## Begin Listed entries

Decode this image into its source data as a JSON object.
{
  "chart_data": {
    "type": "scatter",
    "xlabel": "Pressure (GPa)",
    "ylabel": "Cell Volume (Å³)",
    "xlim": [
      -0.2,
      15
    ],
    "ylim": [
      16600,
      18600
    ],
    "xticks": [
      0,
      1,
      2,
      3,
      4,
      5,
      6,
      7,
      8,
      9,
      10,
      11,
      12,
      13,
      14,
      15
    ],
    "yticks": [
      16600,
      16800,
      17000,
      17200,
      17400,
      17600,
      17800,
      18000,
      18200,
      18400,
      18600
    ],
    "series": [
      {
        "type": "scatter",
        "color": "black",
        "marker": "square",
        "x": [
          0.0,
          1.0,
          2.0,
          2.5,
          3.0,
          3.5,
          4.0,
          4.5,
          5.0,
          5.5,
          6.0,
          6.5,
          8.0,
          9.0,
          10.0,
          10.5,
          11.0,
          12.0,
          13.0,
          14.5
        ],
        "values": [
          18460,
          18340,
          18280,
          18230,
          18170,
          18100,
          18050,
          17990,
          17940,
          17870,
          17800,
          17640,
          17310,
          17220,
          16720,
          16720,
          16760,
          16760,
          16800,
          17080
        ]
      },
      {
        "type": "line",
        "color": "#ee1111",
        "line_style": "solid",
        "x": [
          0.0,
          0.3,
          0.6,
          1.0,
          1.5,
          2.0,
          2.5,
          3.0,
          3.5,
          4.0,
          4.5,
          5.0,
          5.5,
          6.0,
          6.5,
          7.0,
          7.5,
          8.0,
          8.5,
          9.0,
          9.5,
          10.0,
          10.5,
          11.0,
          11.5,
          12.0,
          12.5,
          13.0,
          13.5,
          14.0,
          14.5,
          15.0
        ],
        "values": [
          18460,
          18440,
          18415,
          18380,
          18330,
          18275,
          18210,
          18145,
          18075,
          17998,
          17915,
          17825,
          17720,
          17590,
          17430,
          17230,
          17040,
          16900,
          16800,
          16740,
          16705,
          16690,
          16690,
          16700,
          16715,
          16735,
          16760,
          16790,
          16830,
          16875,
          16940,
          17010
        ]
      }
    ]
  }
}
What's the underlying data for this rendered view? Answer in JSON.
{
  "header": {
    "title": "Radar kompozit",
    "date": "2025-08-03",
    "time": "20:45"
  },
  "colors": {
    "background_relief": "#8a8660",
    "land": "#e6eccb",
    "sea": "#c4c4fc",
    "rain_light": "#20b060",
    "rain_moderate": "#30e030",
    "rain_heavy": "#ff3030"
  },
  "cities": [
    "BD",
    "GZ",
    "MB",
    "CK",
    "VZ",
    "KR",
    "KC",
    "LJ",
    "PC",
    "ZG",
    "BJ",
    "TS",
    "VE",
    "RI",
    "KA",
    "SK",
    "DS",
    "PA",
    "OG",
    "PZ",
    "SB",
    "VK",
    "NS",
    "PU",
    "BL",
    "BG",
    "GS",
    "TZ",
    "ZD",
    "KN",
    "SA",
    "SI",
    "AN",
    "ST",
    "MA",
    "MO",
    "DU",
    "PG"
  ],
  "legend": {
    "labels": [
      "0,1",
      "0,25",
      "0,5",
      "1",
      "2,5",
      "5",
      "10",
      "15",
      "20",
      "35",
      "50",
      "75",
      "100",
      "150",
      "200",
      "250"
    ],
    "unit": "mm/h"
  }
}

## End Listed entries

Given exercise:
Every line from the one containing "What's the underlying" through the last line of the entries must be written out verbatim, and no other line.

Complete answer:
What's the underlying data for this rendered view? Answer in JSON.
{
  "header": {
    "title": "Radar kompozit",
    "date": "2025-08-03",
    "time": "20:45"
  },
  "colors": {
    "background_relief": "#8a8660",
    "land": "#e6eccb",
    "sea": "#c4c4fc",
    "rain_light": "#20b060",
    "rain_moderate": "#30e030",
    "rain_heavy": "#ff3030"
  },
  "cities": [
    "BD",
    "GZ",
    "MB",
    "CK",
    "VZ",
    "KR",
    "KC",
    "LJ",
    "PC",
    "ZG",
    "BJ",
    "TS",
    "VE",
    "RI",
    "KA",
    "SK",
    "DS",
    "PA",
    "OG",
    "PZ",
    "SB",
    "VK",
    "NS",
    "PU",
    "BL",
    "BG",
    "GS",
    "TZ",
    "ZD",
    "KN",
    "SA",
    "SI",
    "AN",
    "ST",
    "MA",
    "MO",
    "DU",
    "PG"
  ],
  "legend": {
    "labels": [
      "0,1",
      "0,25",
      "0,5",
      "1",
      "2,5",
      "5",
      "10",
      "15",
      "20",
      "35",
      "50",
      "75",
      "100",
      "150",
      "200",
      "250"
    ],
    "unit": "mm/h"
  }
}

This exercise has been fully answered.